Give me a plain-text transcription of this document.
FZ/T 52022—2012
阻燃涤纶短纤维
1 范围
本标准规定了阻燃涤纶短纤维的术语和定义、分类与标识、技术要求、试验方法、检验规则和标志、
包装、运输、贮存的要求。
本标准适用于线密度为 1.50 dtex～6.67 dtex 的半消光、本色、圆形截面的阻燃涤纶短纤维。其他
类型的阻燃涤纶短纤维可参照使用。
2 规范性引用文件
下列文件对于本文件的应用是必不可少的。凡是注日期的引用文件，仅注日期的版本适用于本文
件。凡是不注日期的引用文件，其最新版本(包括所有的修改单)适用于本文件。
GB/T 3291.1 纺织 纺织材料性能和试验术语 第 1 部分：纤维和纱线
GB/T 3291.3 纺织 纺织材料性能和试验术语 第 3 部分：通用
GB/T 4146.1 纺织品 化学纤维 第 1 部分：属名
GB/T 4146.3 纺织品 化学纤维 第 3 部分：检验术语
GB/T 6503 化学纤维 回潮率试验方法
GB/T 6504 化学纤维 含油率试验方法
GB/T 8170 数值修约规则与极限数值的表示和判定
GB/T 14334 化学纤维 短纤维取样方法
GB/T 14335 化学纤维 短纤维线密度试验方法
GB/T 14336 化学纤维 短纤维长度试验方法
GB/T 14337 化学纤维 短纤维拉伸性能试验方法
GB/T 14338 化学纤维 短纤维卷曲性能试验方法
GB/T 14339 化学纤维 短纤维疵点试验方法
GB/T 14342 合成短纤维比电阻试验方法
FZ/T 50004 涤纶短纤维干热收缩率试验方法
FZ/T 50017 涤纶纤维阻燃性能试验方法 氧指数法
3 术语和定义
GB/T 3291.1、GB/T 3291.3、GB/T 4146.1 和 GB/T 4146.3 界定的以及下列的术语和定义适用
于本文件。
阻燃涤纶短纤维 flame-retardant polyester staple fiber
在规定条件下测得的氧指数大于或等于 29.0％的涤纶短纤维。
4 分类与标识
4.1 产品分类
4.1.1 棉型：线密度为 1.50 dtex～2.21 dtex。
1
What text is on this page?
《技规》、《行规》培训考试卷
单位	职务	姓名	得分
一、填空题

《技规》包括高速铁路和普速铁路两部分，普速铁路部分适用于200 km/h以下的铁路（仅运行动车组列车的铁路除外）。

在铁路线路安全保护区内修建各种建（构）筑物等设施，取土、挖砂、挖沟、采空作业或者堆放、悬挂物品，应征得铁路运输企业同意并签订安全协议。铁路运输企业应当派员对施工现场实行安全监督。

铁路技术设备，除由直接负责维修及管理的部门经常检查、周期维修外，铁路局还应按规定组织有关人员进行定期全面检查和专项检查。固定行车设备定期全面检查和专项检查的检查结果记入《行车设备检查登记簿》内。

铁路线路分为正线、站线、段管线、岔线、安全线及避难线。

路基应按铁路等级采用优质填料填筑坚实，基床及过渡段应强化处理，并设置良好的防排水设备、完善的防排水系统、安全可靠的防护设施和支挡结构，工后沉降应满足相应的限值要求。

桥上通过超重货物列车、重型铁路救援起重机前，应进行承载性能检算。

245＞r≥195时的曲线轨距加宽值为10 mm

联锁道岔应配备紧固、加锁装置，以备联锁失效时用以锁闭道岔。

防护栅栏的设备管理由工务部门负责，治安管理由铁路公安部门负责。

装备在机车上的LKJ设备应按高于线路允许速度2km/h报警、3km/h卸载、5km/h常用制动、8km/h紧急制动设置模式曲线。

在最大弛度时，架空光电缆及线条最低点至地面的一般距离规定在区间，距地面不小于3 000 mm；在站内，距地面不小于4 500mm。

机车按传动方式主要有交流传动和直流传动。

++++

_WRITTEN TASK_: Each record above must be given again exactly.

_WORKED SOLUTION_:
Give me a plain-text transcription of this document.
FZ/T 52022—2012
阻燃涤纶短纤维
1 范围
本标准规定了阻燃涤纶短纤维的术语和定义、分类与标识、技术要求、试验方法、检验规则和标志、
包装、运输、贮存的要求。
本标准适用于线密度为 1.50 dtex～6.67 dtex 的半消光、本色、圆形截面的阻燃涤纶短纤维。其他
类型的阻燃涤纶短纤维可参照使用。
2 规范性引用文件
下列文件对于本文件的应用是必不可少的。凡是注日期的引用文件，仅注日期的版本适用于本文
件。凡是不注日期的引用文件，其最新版本(包括所有的修改单)适用于本文件。
GB/T 3291.1 纺织 纺织材料性能和试验术语 第 1 部分：纤维和纱线
GB/T 3291.3 纺织 纺织材料性能和试验术语 第 3 部分：通用
GB/T 4146.1 纺织品 化学纤维 第 1 部分：属名
GB/T 4146.3 纺织品 化学纤维 第 3 部分：检验术语
GB/T 6503 化学纤维 回潮率试验方法
GB/T 6504 化学纤维 含油率试验方法
GB/T 8170 数值修约规则与极限数值的表示和判定
GB/T 14334 化学纤维 短纤维取样方法
GB/T 14335 化学纤维 短纤维线密度试验方法
GB/T 14336 化学纤维 短纤维长度试验方法
GB/T 14337 化学纤维 短纤维拉伸性能试验方法
GB/T 14338 化学纤维 短纤维卷曲性能试验方法
GB/T 14339 化学纤维 短纤维疵点试验方法
GB/T 14342 合成短纤维比电阻试验方法
FZ/T 50004 涤纶短纤维干热收缩率试验方法
FZ/T 50017 涤纶纤维阻燃性能试验方法 氧指数法
3 术语和定义
GB/T 3291.1、GB/T 3291.3、GB/T 4146.1 和 GB/T 4146.3 界定的以及下列的术语和定义适用
于本文件。
阻燃涤纶短纤维 flame-retardant polyester staple fiber
在规定条件下测得的氧指数大于或等于 29.0％的涤纶短纤维。
4 分类与标识
4.1 产品分类
4.1.1 棉型：线密度为 1.50 dtex～2.21 dtex。
1
What text is on this page?
《技规》、《行规》培训考试卷
单位	职务	姓名	得分
一、填空题

《技规》包括高速铁路和普速铁路两部分，普速铁路部分适用于200 km/h以下的铁路（仅运行动车组列车的铁路除外）。

在铁路线路安全保护区内修建各种建（构）筑物等设施，取土、挖砂、挖沟、采空作业或者堆放、悬挂物品，应征得铁路运输企业同意并签订安全协议。铁路运输企业应当派员对施工现场实行安全监督。

铁路技术设备，除由直接负责维修及管理的部门经常检查、周期维修外，铁路局还应按规定组织有关人员进行定期全面检查和专项检查。固定行车设备定期全面检查和专项检查的检查结果记入《行车设备检查登记簿》内。

铁路线路分为正线、站线、段管线、岔线、安全线及避难线。

路基应按铁路等级采用优质填料填筑坚实，基床及过渡段应强化处理，并设置良好的防排水设备、完善的防排水系统、安全可靠的防护设施和支挡结构，工后沉降应满足相应的限值要求。

桥上通过超重货物列车、重型铁路救援起重机前，应进行承载性能检算。

245＞r≥195时的曲线轨距加宽值为10 mm

联锁道岔应配备紧固、加锁装置，以备联锁失效时用以锁闭道岔。

防护栅栏的设备管理由工务部门负责，治安管理由铁路公安部门负责。

装备在机车上的LKJ设备应按高于线路允许速度2km/h报警、3km/h卸载、5km/h常用制动、8km/h紧急制动设置模式曲线。

在最大弛度时，架空光电缆及线条最低点至地面的一般距离规定在区间，距地面不小于3 000 mm；在站内，距地面不小于4 500mm。

机车按传动方式主要有交流传动和直流传动。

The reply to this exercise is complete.